** Start Excerpt **
The early internet era was an exciting, if chaotic time.
Around the turn of the millennium, Google was already a major force as a search engine, even if it didn’t hold the de facto ‘King of Search Engines’ title which it does now.
Search engine optimisation was in full swing, but some of the methods being used to bump up Google rankings were very different from those used in the modern day.
You might remember the ‘keyword stuffing’ which used to take place in an effort to make a page rank for a specific search term.
And when it came to link building, the techniques used would undoubtedly be viewed as questionable today.
Among the ‘blackhat’ strategies was acquiring a large number of cheap domains, and then using them exclusively for the ‘plastering’ of links, in order to improve the SEO of a certain website.
Other methods were spamming your link on every forum you could find and anywhere else for that matter. The more links the better was the general idea.
In today’s search conditions, those kinds of blackhat techniques simply don’t cut it and will most likely get your site penalised or even removed from googles rankings all together!
The Google algorithm has become more sophisticated, and just as it has learned to decipher quality content from copy which exists purely for SEO, the search engine now places a higher value on links which are ‘organic’, appearing on trusted platforms.
From black to whitehat
In many ways, the maturing of the Google algorithm has provided a reason for many SEO experts to ‘play fair’, sculpting quality content to be placed on well-respected media platforms and social media networks.
** End Excerpt **
** Start Information supplied **
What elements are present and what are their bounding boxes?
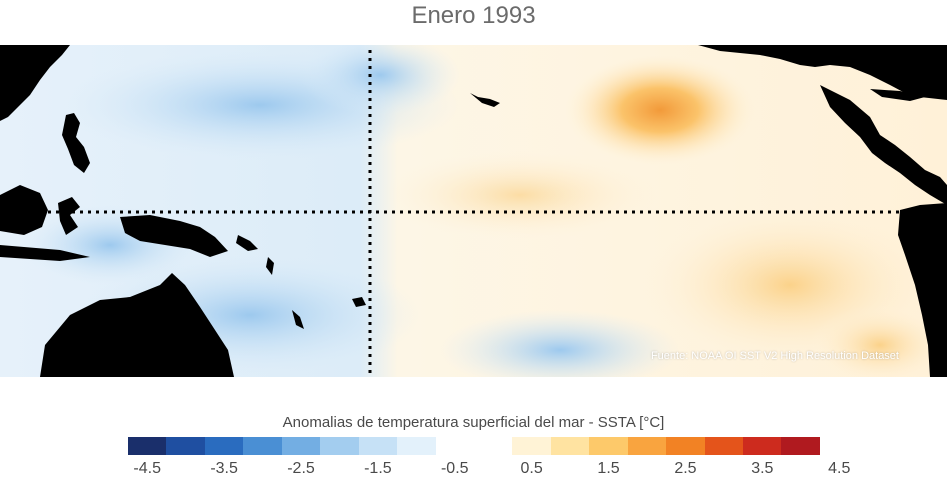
** End Information supplied **
* **Exercise brief**
Carry the article above on SEO and Google rankings further, starting right after its final sentence.

* **Exercise answer**
One of these whitehat techniques is backlinking but not as you used to know it – so how does it work, and what does it offer?
What is backlinking?
Backlinking is the placing of URLs which direct web users back to a certain website from respected, trusted and well-read platforms, with the effect of boosting that site’s SEO. Magazine and newspaper online platforms, social media networks, and consumer websites can all be preferred targets for backlinks.
Rather than using any underhand techniques, the skilled backlinker should today rely on creating quality, shareable content and targeting it at the right people.
That doesn’t mean writing a great article and then spamming inboxes asking for links. We have moved passed this as well. Yes, reciprocal links can at times be useful but Google is much more sophisticated these days and will soon cotton on that you have just swapped links or asked a load of people to add your link to their site.
Ideally gaining backlinks today should be all about the content you shouldn’t have any involvement in gaining a backlink at all. In other words, you need to write awesome content that people want to share and reference in articles.
Backlinks needn’t just be there for the purposes of SEO. They can also provide useful links for a reader or viewer, which provides them more information or directs them to a related content item on a certain subject.
The benefits of backlinking
Google views backlinks as a good indicator of a site’s value, meaning that building your number of backlinks can offer the opportunity to improve Google rankings.
Backlinking does not involve tricking or fooling anybody, and it actually encourages the creation of interesting, entertaining or informative content for a particular audience – how can that be a bad thing?
A backlinking campaign can feed into SEO in other ways.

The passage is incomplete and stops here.